EXERCISE AIM:
Extract each line where the string "that" shows up.

___ LISTED ENTRIES ___

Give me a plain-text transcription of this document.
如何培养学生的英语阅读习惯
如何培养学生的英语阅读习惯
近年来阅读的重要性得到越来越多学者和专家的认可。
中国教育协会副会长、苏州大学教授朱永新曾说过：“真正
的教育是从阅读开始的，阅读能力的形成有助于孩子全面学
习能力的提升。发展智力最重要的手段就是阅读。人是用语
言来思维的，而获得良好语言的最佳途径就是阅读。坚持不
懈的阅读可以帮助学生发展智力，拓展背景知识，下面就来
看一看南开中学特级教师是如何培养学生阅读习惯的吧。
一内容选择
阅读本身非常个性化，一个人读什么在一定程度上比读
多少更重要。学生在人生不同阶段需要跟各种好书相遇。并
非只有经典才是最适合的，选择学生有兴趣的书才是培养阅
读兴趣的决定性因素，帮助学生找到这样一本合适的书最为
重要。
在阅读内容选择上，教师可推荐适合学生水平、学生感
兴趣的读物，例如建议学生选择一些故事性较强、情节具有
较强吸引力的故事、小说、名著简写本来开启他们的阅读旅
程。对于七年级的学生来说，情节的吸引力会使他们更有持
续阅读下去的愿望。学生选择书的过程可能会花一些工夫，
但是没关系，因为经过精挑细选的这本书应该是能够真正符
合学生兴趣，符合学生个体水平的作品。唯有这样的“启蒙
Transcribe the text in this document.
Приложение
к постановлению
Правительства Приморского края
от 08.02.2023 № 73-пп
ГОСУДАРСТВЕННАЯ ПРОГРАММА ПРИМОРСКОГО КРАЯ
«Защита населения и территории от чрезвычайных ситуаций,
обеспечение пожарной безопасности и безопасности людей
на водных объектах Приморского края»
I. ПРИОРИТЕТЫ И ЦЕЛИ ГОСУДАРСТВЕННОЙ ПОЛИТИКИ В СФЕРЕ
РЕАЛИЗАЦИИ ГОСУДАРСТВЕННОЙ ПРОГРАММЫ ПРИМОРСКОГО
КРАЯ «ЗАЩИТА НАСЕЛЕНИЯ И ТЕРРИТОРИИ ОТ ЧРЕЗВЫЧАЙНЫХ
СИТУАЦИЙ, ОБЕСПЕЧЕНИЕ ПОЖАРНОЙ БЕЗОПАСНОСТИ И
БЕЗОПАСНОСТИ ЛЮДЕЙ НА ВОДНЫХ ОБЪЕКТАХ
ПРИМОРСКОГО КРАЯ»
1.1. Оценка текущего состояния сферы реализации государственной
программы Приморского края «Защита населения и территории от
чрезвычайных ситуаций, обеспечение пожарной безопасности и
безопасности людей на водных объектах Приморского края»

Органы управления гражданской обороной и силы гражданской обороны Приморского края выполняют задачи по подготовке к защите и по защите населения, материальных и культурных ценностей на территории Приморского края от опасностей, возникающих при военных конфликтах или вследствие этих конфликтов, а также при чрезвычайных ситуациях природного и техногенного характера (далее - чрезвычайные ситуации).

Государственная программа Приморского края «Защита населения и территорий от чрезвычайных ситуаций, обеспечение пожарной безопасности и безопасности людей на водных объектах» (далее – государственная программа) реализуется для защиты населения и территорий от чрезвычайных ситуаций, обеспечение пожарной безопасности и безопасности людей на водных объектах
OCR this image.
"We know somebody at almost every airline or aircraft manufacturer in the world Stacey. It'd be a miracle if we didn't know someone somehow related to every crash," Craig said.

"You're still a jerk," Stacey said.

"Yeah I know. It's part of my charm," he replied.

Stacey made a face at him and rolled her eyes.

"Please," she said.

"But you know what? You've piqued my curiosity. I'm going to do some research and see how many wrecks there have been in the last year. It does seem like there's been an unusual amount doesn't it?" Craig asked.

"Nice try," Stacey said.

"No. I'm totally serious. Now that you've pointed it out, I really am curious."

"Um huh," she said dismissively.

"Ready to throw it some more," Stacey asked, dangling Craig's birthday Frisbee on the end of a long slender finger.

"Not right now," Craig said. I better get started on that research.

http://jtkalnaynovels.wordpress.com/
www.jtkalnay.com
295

___

TASK RESULT:
"No. I'm totally serious. Now that you've pointed it out, I really am curious."
"Not right now," Craig said. I better get started on that research.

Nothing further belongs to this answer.